### EXERCISE DETAILS
Convert everything in the records from the line containing "Output each element" down to the line containing "caption: step 1: flatwise", both included, into a Markdown table with the columns Row and Record line, skipping blank lines and leaving out the pictures. Include no other lines.

### MATERIAL FOR THE TASK
********************
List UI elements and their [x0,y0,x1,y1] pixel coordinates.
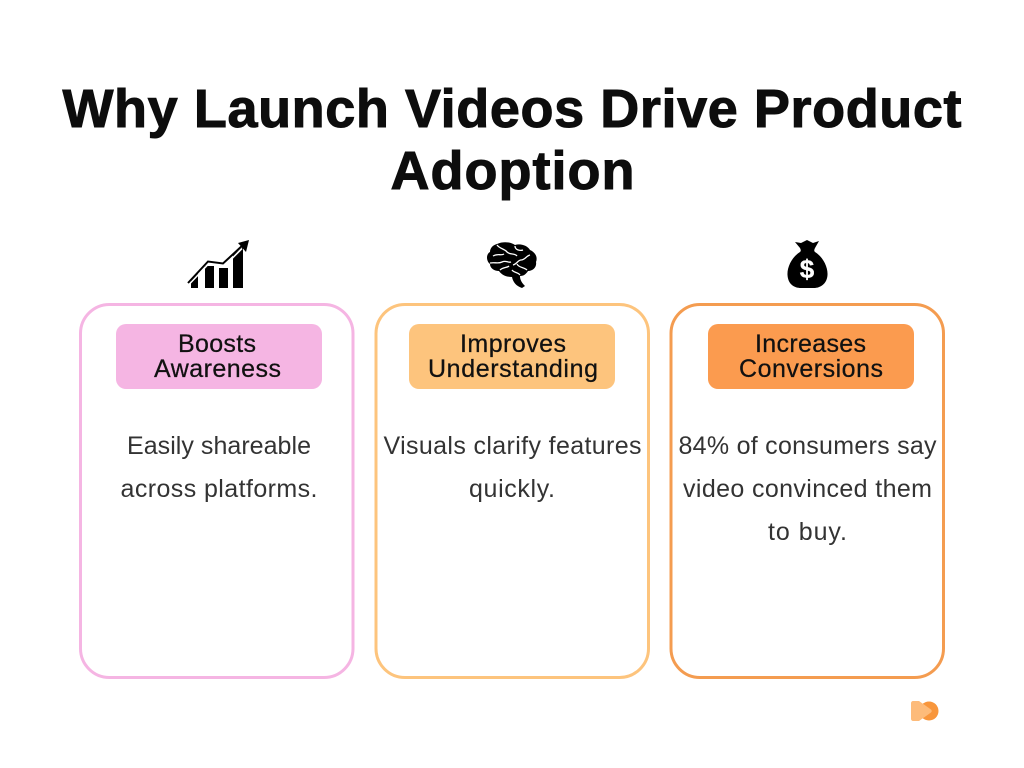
********************
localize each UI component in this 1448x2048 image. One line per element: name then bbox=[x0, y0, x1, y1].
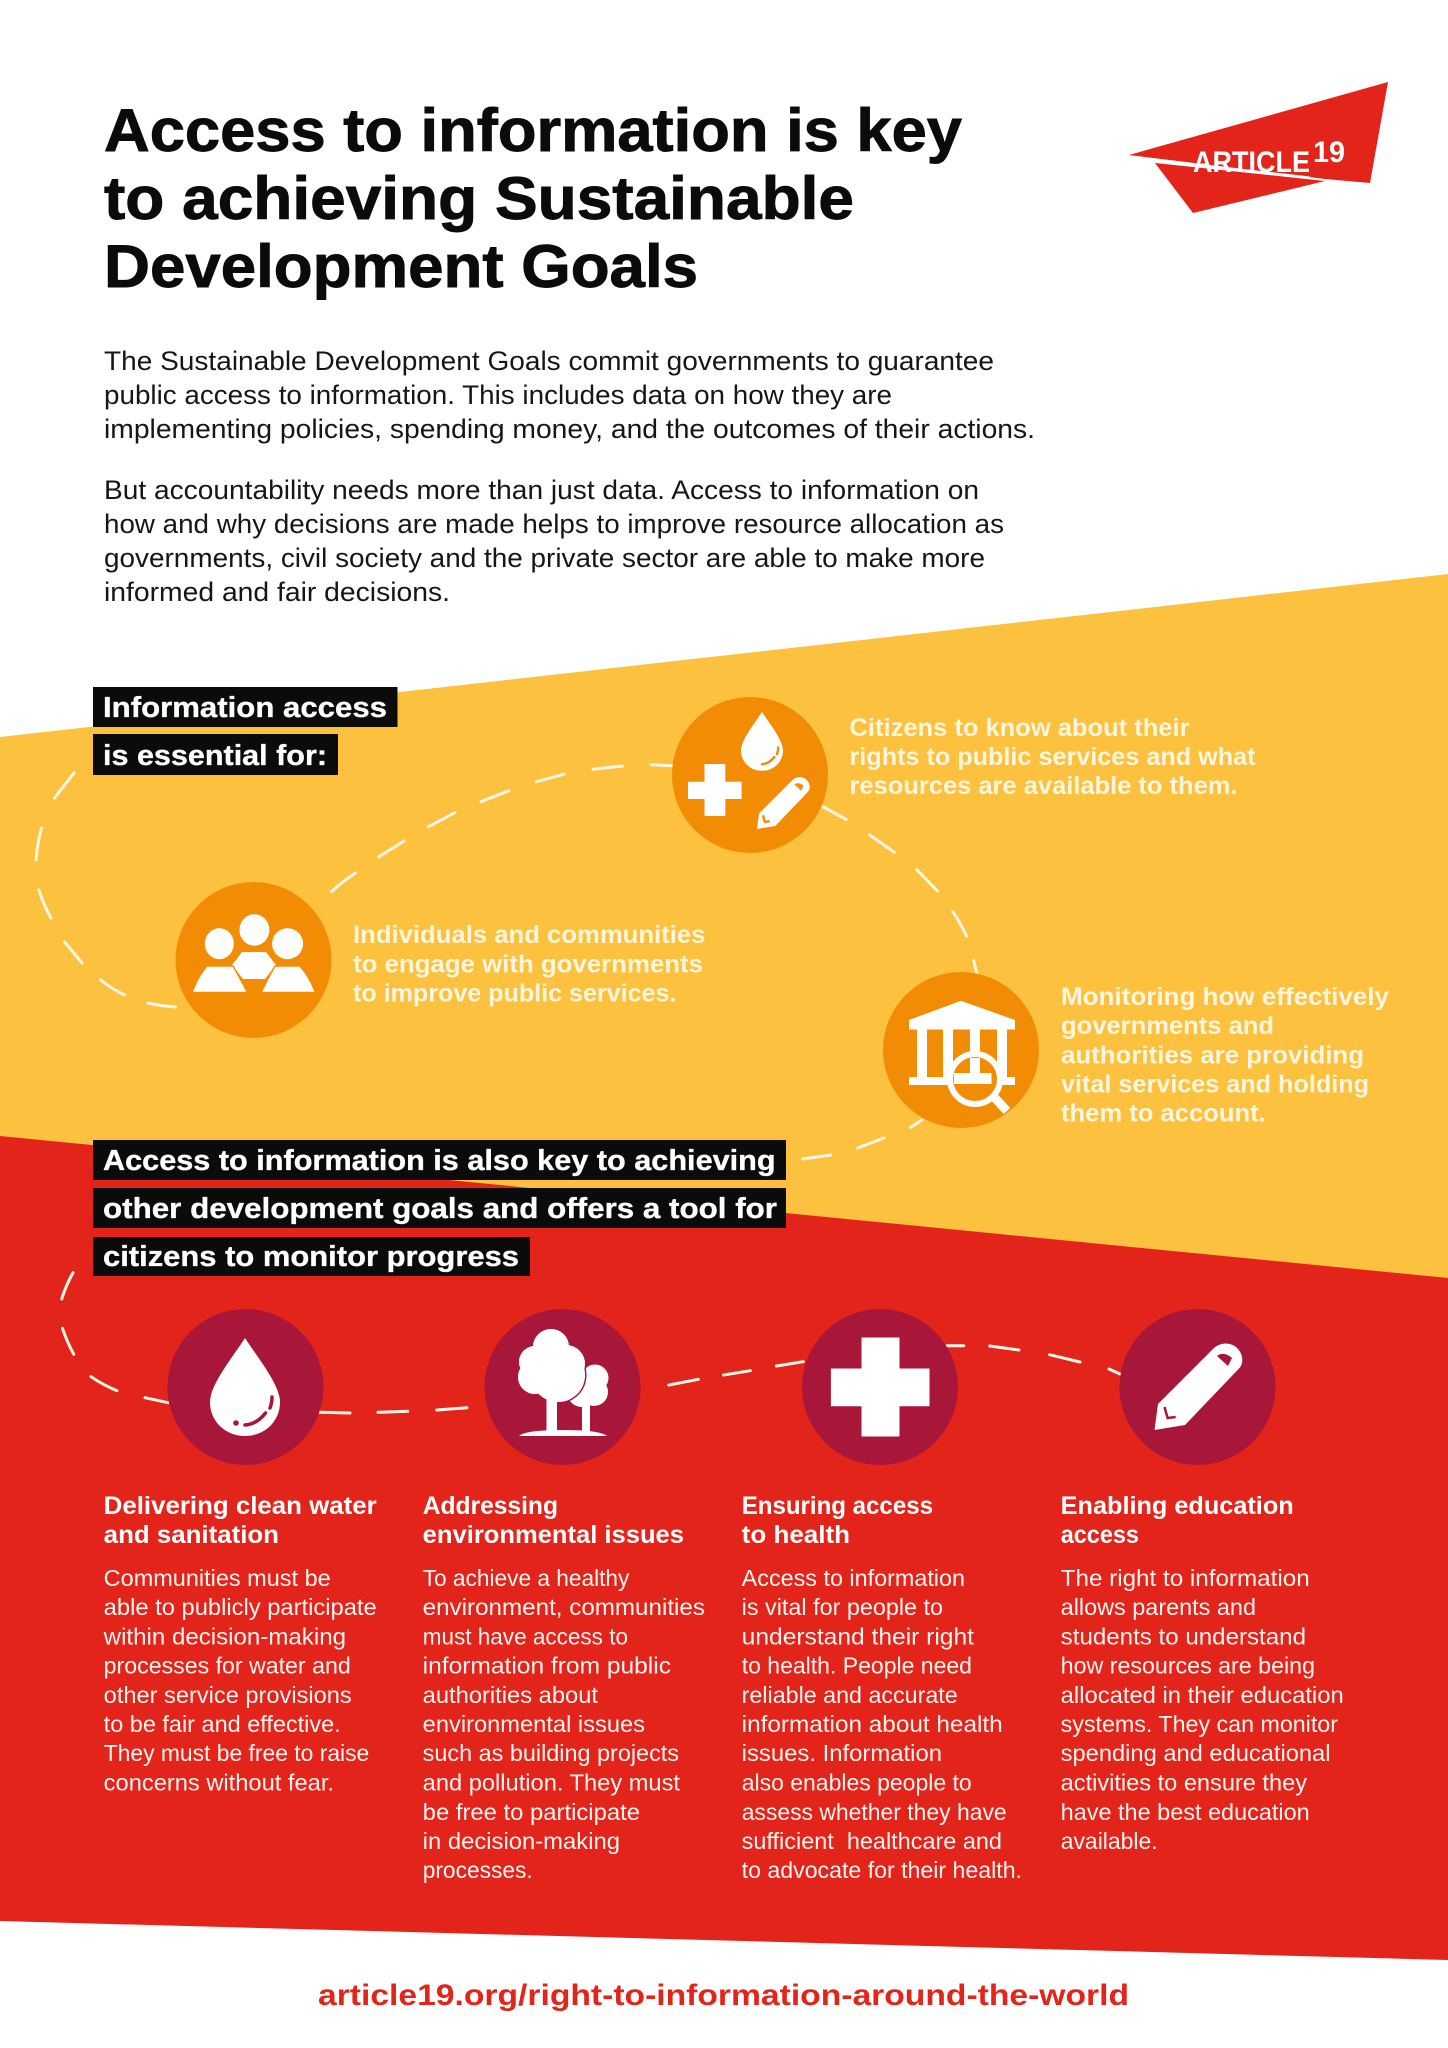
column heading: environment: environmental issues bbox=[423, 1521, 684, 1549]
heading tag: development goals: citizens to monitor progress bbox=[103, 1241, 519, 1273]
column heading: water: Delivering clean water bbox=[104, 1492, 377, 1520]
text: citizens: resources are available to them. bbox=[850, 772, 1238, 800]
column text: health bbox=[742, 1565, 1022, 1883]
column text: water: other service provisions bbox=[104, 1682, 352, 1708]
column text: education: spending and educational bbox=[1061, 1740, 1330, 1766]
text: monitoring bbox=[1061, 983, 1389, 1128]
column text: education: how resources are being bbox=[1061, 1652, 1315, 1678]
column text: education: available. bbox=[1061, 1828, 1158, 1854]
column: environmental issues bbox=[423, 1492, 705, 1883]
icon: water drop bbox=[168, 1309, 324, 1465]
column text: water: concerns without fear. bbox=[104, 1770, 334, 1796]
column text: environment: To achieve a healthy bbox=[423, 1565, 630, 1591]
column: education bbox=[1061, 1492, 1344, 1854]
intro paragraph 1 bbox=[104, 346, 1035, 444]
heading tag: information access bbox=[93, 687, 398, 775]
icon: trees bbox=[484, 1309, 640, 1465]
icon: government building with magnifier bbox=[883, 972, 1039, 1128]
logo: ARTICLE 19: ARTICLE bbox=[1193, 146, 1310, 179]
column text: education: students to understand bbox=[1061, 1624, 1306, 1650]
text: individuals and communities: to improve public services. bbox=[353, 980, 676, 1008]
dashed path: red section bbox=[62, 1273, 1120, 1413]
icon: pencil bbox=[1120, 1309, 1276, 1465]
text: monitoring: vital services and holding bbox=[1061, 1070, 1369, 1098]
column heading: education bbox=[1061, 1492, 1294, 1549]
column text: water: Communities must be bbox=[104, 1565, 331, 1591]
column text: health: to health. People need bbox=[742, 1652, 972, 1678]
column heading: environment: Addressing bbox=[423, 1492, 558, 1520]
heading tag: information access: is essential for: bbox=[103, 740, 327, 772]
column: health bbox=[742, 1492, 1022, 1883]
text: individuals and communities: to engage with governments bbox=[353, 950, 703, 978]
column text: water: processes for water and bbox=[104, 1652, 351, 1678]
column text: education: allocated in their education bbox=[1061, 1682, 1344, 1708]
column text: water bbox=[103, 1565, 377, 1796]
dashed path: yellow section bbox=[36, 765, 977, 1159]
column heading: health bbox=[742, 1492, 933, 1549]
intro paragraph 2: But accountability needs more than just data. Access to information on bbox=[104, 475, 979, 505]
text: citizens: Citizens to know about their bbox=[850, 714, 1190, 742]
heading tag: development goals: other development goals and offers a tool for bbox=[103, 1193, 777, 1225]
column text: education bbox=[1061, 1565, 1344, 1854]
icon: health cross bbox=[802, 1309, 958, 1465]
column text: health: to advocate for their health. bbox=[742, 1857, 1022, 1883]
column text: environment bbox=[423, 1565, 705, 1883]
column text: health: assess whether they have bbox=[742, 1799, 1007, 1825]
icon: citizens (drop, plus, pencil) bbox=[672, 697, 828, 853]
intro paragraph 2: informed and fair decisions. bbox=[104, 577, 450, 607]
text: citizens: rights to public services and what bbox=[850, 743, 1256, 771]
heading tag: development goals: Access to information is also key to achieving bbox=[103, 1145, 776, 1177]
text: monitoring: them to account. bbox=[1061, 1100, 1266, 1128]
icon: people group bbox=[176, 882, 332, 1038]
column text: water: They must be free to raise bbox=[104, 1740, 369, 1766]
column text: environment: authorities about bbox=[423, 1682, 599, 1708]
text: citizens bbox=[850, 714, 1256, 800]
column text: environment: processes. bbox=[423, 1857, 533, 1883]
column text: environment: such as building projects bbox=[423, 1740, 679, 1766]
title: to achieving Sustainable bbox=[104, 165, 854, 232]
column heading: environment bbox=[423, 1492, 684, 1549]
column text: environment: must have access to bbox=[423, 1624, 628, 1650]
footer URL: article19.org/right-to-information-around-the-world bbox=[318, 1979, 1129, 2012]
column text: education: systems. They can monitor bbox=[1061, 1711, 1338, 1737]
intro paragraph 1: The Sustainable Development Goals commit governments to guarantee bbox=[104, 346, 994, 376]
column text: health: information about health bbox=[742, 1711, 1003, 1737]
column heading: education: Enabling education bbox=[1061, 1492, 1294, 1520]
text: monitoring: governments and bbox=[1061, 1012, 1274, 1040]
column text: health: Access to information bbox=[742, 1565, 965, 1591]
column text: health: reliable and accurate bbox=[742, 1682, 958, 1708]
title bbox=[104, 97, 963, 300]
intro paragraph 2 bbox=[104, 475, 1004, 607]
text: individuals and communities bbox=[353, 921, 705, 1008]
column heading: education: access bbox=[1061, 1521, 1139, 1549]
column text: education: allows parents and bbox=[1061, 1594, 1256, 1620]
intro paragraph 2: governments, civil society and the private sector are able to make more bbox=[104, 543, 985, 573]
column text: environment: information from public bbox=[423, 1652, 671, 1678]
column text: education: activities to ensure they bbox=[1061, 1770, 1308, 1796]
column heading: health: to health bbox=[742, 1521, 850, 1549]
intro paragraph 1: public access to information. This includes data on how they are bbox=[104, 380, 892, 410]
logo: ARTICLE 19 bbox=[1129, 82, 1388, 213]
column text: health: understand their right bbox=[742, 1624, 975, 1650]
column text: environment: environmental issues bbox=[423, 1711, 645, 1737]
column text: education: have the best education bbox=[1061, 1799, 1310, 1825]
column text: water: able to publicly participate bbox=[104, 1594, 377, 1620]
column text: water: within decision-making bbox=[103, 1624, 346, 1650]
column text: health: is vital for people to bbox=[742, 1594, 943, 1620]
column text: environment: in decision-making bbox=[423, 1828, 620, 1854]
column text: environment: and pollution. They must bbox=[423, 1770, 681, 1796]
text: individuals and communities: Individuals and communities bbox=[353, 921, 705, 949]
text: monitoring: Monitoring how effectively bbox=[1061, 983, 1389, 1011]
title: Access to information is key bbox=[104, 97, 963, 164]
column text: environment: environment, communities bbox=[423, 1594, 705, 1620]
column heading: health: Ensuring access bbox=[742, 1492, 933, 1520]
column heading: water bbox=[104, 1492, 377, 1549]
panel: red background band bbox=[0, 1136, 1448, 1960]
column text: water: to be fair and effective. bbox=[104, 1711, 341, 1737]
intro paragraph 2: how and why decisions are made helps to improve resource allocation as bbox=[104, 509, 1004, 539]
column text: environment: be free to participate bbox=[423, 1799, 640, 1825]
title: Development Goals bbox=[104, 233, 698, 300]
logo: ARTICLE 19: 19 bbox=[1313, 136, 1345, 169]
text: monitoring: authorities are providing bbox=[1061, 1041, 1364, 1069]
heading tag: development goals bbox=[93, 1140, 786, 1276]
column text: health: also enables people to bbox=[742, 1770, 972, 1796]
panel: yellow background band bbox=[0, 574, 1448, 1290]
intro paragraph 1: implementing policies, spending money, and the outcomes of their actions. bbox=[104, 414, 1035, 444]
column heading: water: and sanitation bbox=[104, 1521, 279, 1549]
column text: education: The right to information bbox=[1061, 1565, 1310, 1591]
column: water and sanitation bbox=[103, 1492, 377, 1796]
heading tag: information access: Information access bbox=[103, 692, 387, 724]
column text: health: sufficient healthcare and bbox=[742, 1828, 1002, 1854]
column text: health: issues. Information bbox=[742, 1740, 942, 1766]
********************
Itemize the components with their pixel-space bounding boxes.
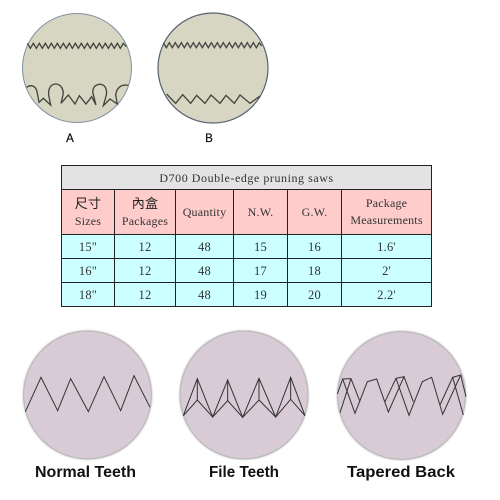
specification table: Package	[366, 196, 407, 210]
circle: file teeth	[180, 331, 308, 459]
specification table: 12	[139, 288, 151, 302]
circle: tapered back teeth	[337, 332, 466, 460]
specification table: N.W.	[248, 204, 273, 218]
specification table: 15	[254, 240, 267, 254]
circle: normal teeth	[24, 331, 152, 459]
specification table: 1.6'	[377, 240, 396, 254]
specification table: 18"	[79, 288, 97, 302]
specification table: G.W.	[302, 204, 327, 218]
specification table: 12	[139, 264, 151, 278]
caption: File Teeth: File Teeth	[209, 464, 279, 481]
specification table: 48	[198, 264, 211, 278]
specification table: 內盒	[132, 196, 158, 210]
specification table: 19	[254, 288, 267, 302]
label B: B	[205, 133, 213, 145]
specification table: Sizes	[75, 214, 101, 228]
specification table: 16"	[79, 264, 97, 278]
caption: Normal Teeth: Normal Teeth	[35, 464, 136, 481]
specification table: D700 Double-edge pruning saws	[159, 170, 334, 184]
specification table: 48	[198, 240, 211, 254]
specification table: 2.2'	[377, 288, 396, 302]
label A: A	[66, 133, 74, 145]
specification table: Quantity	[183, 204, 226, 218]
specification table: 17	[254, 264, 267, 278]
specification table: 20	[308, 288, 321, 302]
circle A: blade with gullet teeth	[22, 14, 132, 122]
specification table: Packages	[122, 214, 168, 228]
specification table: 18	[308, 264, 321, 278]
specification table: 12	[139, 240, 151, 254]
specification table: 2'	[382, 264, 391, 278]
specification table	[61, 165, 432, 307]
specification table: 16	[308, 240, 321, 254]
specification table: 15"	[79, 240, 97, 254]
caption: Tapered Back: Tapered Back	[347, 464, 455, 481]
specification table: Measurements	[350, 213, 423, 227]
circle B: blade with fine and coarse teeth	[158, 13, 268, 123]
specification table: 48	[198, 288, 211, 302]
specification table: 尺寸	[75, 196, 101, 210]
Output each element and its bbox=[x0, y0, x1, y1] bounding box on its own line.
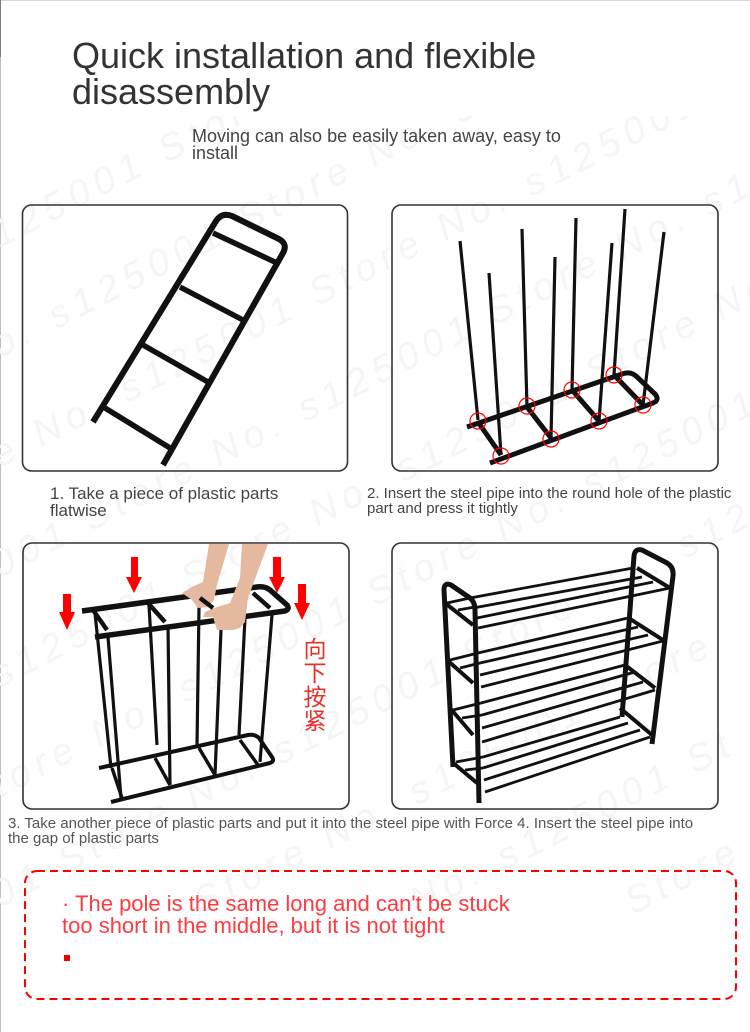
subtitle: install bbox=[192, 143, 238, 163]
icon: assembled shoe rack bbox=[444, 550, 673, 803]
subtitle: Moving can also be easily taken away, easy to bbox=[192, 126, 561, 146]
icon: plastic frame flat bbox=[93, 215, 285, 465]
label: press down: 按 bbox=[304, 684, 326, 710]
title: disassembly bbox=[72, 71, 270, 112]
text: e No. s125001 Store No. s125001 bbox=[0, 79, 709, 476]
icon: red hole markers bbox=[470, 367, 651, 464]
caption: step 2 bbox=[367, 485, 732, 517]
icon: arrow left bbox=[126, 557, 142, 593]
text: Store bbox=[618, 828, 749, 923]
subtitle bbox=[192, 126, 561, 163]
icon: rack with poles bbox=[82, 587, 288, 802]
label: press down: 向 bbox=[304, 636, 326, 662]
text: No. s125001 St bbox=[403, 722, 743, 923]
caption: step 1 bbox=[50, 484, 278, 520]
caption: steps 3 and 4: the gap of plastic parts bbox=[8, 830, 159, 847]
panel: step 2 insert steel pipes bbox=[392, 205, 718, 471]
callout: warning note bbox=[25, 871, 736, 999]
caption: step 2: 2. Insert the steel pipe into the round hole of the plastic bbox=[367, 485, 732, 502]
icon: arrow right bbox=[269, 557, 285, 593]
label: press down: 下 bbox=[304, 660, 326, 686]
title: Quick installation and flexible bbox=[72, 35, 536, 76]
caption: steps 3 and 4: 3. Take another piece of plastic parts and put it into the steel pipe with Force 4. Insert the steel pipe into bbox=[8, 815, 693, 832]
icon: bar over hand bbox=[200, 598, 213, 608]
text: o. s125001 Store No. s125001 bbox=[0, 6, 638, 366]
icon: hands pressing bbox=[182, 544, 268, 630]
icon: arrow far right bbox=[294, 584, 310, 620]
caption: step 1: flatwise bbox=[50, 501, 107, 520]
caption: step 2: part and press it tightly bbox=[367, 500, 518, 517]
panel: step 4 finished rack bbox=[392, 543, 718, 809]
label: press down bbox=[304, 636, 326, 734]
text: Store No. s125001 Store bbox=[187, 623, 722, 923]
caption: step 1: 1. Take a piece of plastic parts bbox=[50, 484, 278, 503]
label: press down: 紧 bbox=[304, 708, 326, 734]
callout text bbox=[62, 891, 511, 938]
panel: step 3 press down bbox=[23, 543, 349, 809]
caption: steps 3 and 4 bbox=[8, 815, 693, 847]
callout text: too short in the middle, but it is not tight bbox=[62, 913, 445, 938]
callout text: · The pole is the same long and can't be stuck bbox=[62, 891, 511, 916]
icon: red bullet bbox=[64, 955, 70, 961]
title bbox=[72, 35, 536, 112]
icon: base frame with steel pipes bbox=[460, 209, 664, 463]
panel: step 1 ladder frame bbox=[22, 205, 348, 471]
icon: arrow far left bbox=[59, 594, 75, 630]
********************
### SOLUTION FOR THIS PROBLEM
| Row | Record line |
|---|---|
| 1 | Output each element and its bbox=[x0, y0, x1, y1] bounding box on its own line. |
| 2 | subtitle: install bbox=[192, 143, 238, 163] |
| 3 | icon: assembled shoe rack bbox=[444, 550, 673, 803] |
| 4 | subtitle: Moving can also be easily taken away, easy to bbox=[192, 126, 561, 146] |
| 5 | icon: plastic frame flat bbox=[93, 215, 285, 465] |
| 6 | label: press down: 按 bbox=[304, 684, 326, 710] |
| 7 | title: disassembly bbox=[72, 71, 270, 112] |
| 8 | text: e No. s125001 Store No. s125001 bbox=[0, 79, 709, 476] |
| 9 | icon: red hole markers bbox=[470, 367, 651, 464] |
| 10 | caption: step 2 bbox=[367, 485, 732, 517] |
| 11 | icon: arrow left bbox=[126, 557, 142, 593] |
| 12 | text: Store bbox=[618, 828, 749, 923] |
| 13 | subtitle bbox=[192, 126, 561, 163] |
| 14 | icon: rack with poles bbox=[82, 587, 288, 802] |
| 15 | label: press down: 向 bbox=[304, 636, 326, 662] |
| 16 | text: No. s125001 St bbox=[403, 722, 743, 923] |
| 17 | caption: step 1 bbox=[50, 484, 278, 520] |
| 18 | caption: steps 3 and 4: the gap of plastic parts bbox=[8, 830, 159, 847] |
| 19 | panel: step 2 insert steel pipes bbox=[392, 205, 718, 471] |
| 20 | callout: warning note bbox=[25, 871, 736, 999] |
| 21 | caption: step 2: 2. Insert the steel pipe into the round hole of the plastic bbox=[367, 485, 732, 502] |
| 22 | icon: arrow right bbox=[269, 557, 285, 593] |
| 23 | label: press down: 下 bbox=[304, 660, 326, 686] |
| 24 | title: Quick installation and flexible bbox=[72, 35, 536, 76] |
| 25 | caption: steps 3 and 4: 3. Take another piece of plastic parts and put it into the steel pipe with Force 4. Insert the steel pipe into bbox=[8, 815, 693, 832] |
| 26 | icon: bar over hand bbox=[200, 598, 213, 608] |
| 27 | text: o. s125001 Store No. s125001 bbox=[0, 6, 638, 366] |
| 28 | icon: hands pressing bbox=[182, 544, 268, 630] |
| 29 | icon: arrow far right bbox=[294, 584, 310, 620] |
| 30 | caption: step 1: flatwise bbox=[50, 501, 107, 520] |